-- Records provided start --
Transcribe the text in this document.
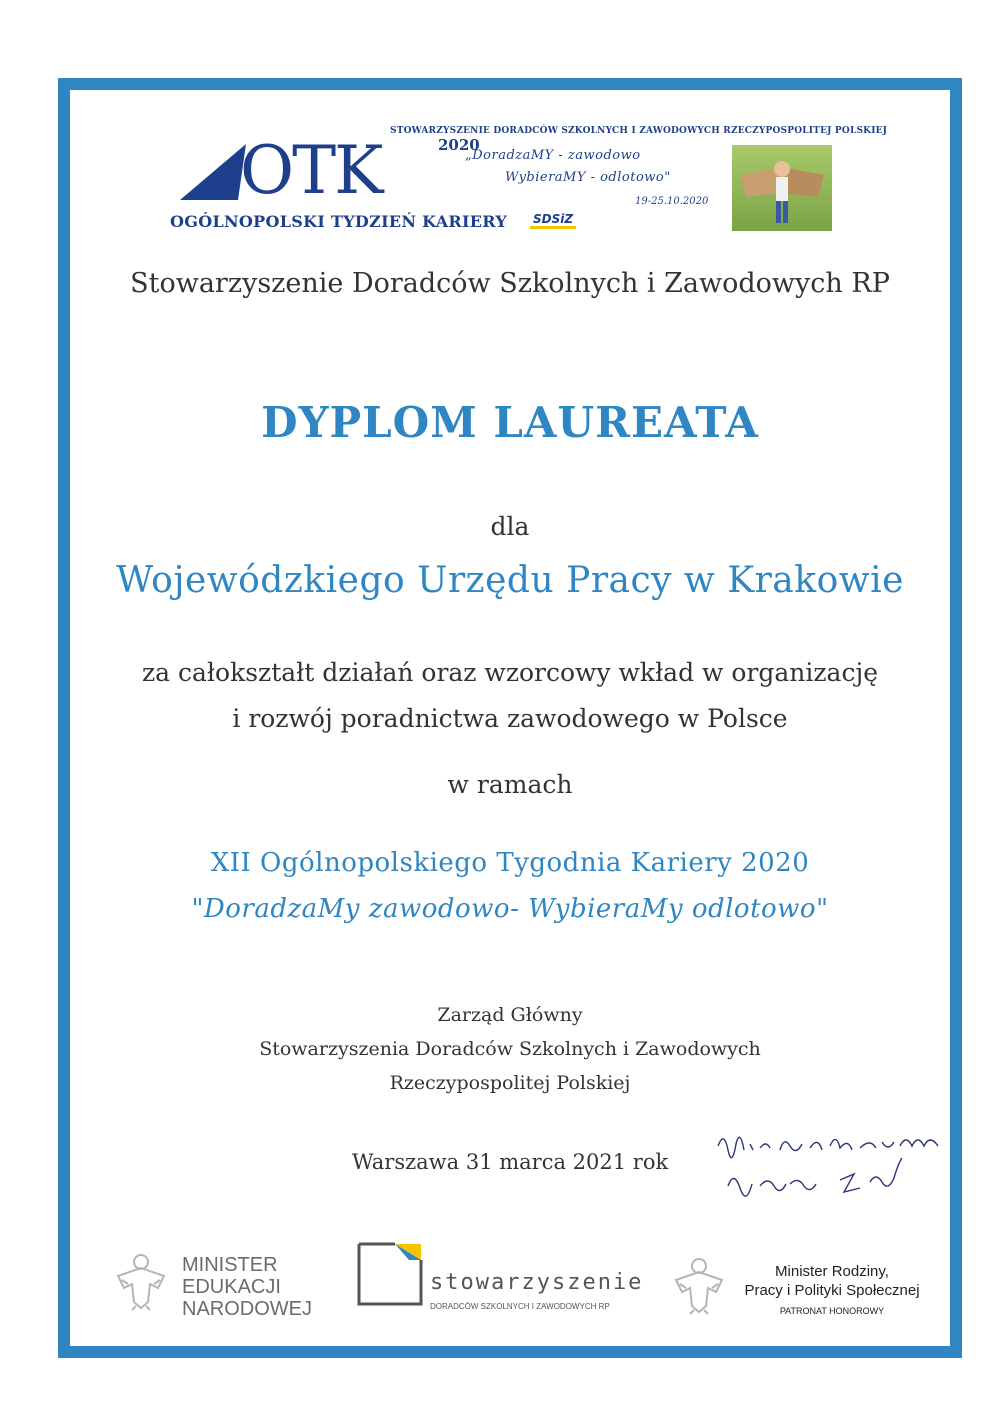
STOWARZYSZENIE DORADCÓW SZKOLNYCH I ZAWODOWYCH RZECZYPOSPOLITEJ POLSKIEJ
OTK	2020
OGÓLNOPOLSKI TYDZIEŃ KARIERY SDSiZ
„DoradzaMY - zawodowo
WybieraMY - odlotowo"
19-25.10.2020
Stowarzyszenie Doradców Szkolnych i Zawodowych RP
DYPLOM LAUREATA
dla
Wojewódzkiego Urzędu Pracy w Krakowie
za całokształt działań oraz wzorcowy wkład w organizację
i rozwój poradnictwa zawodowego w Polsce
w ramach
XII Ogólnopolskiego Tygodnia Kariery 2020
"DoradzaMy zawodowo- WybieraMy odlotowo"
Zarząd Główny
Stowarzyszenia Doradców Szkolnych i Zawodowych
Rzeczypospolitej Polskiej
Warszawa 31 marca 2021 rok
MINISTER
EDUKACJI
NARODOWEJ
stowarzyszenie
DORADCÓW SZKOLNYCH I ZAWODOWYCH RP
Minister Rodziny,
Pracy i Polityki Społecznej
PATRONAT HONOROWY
-- Records provided end --
-- Records provided start --
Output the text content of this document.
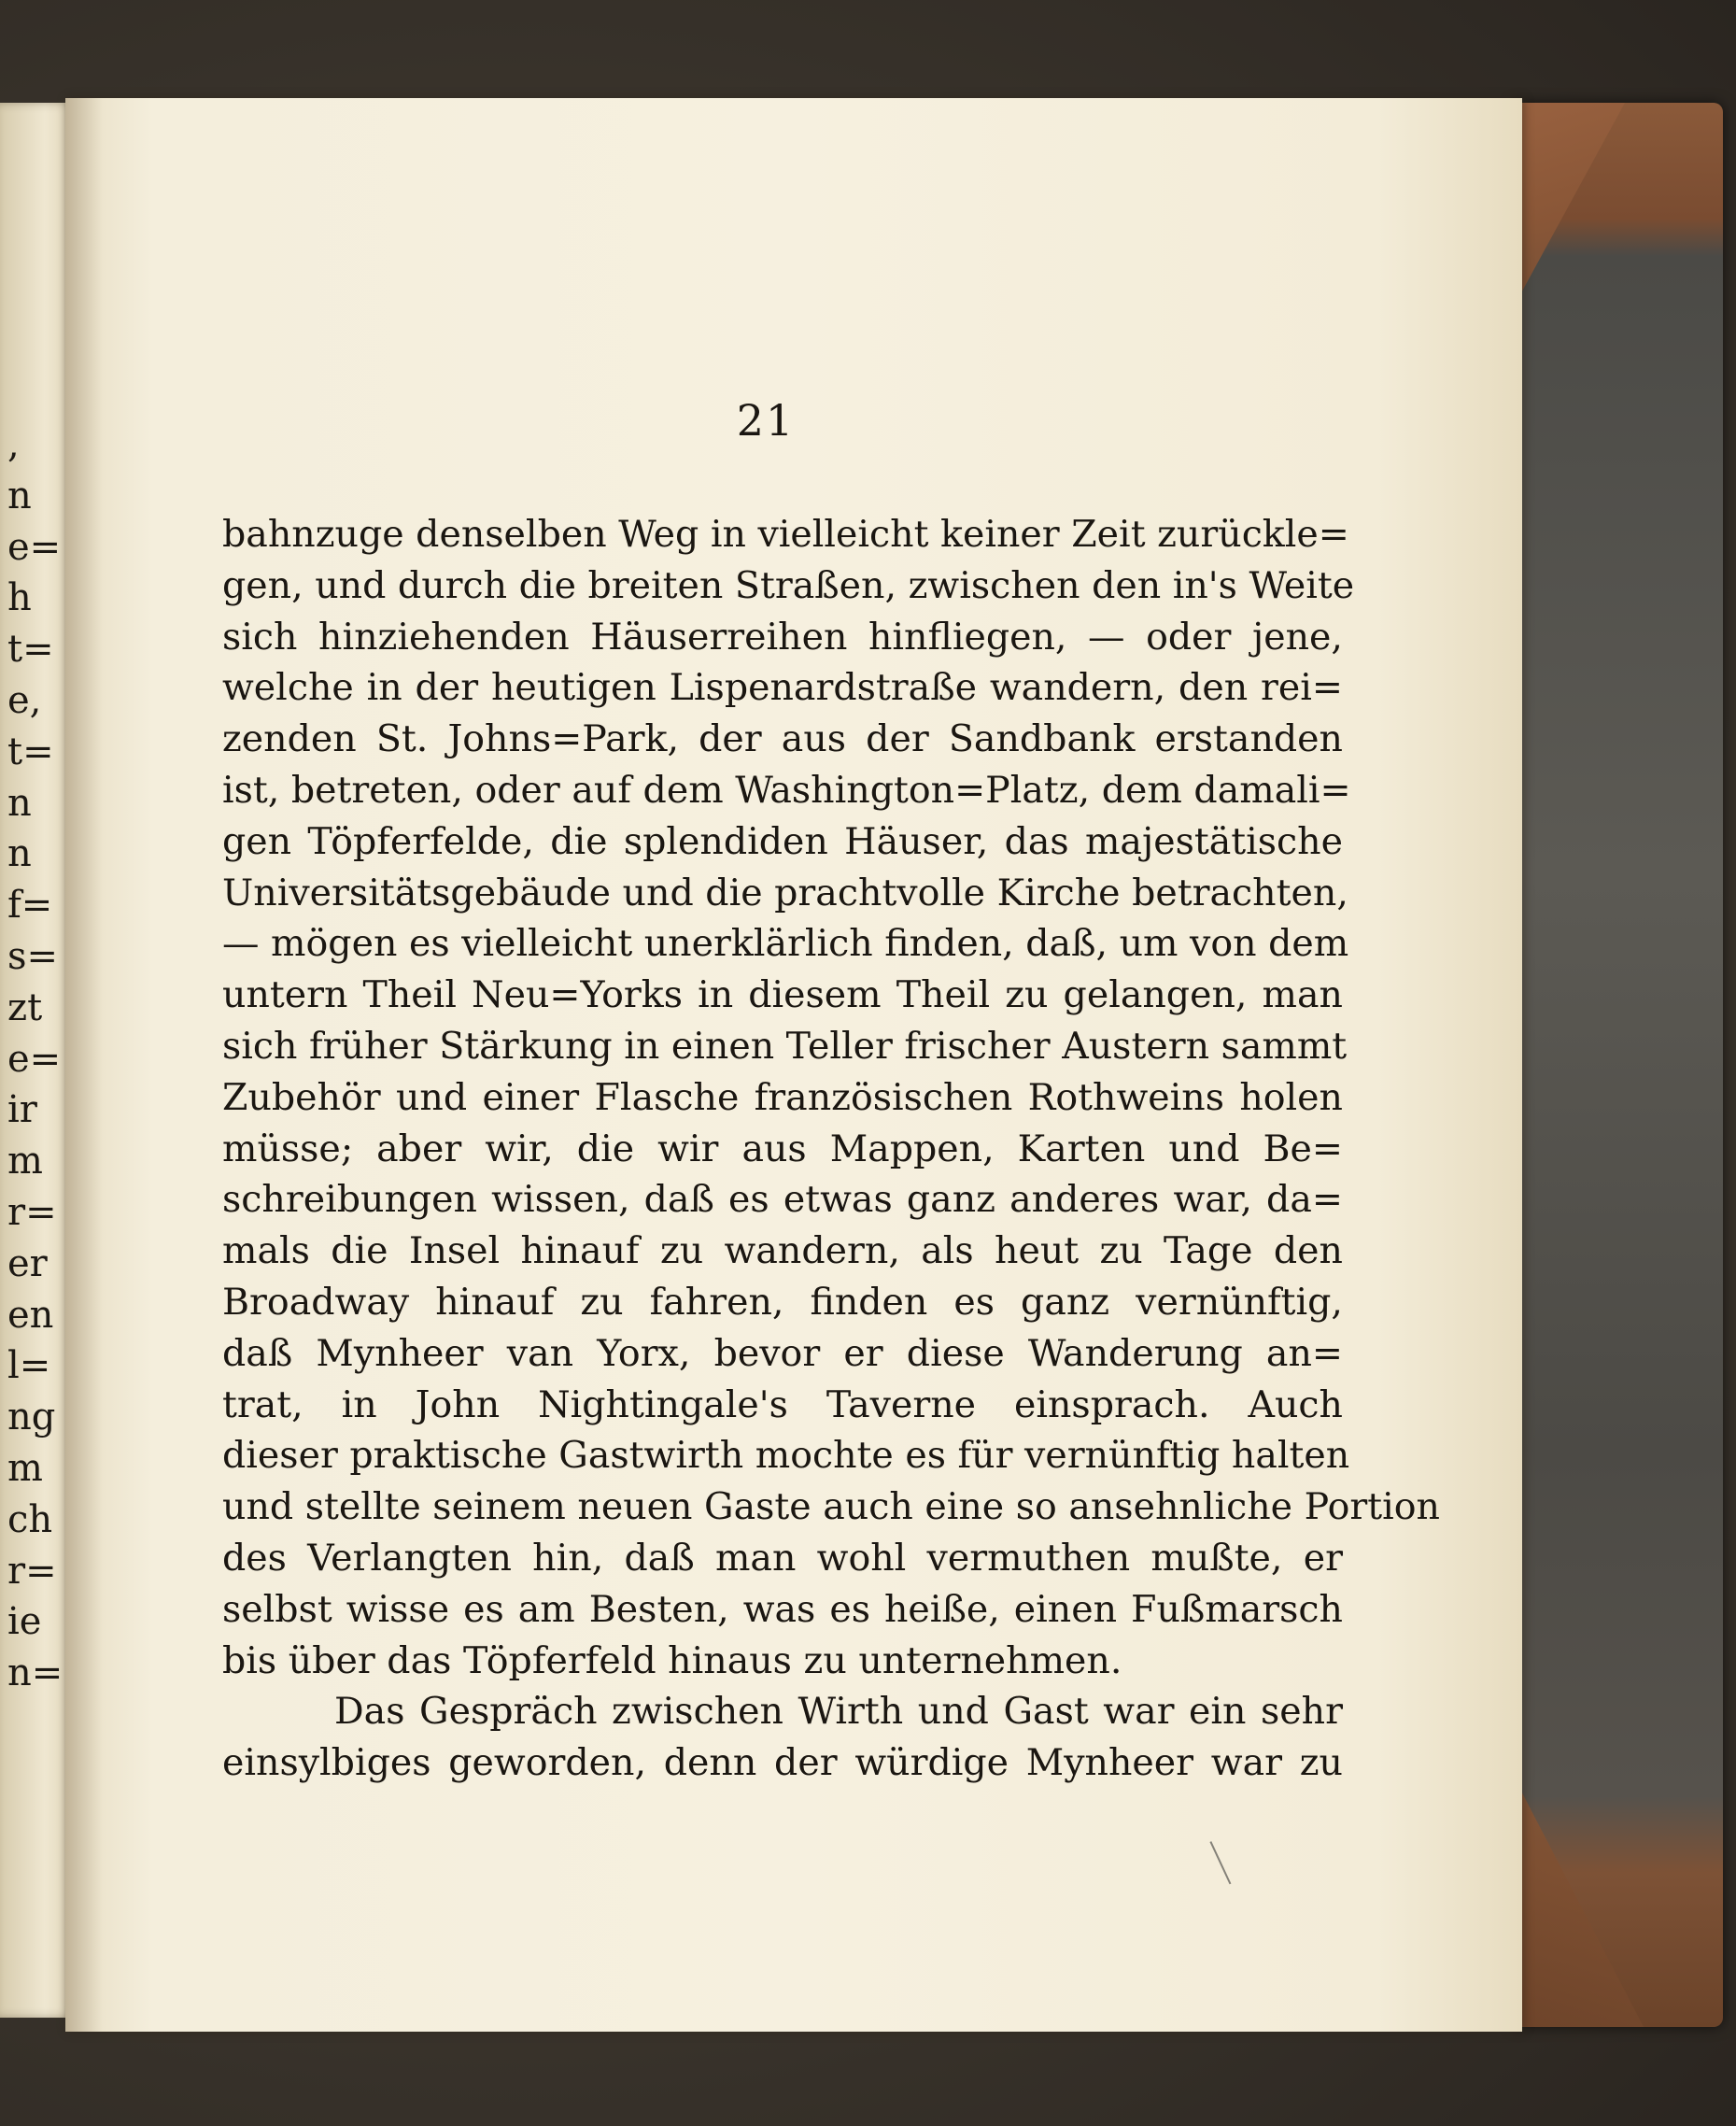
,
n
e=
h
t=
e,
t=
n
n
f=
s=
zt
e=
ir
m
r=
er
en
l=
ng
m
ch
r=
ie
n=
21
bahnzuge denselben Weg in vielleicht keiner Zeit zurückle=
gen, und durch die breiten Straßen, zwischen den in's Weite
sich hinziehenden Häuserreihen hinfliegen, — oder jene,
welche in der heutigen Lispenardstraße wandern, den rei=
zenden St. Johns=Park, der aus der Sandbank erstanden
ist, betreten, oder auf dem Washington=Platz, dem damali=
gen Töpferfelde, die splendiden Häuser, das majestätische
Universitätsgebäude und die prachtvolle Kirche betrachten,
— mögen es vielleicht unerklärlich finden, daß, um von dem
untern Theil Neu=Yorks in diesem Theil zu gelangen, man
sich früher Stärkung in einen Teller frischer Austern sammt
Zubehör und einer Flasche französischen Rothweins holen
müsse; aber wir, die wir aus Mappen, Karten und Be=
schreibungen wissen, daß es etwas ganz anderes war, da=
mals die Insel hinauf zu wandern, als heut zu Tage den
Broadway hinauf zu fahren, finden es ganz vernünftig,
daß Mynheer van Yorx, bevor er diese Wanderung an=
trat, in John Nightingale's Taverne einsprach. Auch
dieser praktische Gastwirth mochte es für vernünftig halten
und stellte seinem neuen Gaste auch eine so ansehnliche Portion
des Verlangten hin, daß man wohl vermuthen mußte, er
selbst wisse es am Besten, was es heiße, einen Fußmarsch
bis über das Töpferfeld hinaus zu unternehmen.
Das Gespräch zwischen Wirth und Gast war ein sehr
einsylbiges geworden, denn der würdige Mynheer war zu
-- Records provided end --
Description of the task >>
Look through the material above. Copy each line where the word "zawodowo" appears.

Solution for this problem >>
„DoradzaMY - zawodowo
"DoradzaMy zawodowo- WybieraMy odlotowo"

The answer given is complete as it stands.